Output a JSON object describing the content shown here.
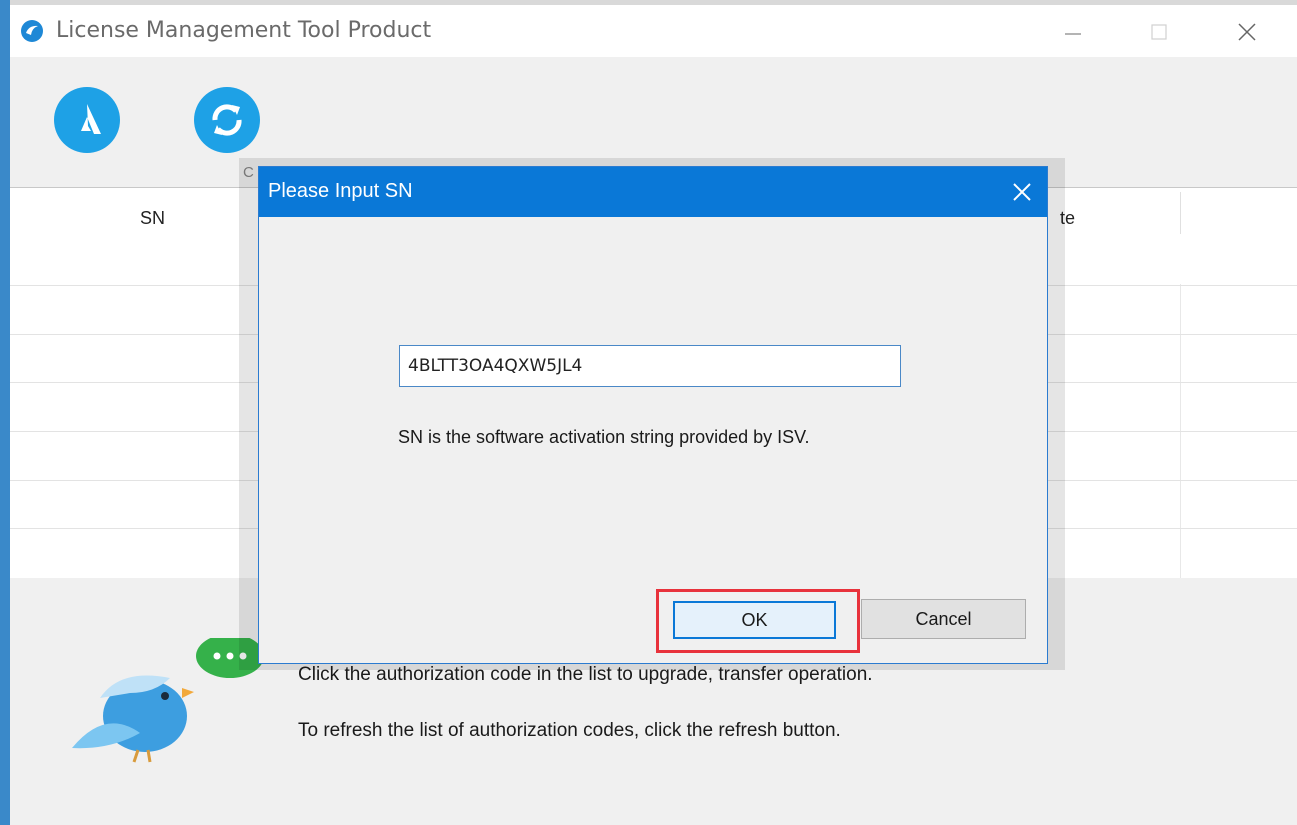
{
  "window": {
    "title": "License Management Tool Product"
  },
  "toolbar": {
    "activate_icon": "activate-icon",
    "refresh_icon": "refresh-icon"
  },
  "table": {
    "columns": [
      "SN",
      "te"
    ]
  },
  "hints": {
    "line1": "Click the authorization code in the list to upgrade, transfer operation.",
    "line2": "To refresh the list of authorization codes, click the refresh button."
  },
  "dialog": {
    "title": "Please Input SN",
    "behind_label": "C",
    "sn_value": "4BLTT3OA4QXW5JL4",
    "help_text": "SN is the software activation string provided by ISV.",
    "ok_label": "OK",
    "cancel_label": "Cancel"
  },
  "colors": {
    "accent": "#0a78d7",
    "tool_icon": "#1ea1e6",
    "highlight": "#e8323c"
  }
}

※

_What is being asked:_ Go over the entries above and say how many lines hold the string "authorization", with no other text.

_Full output:_ 2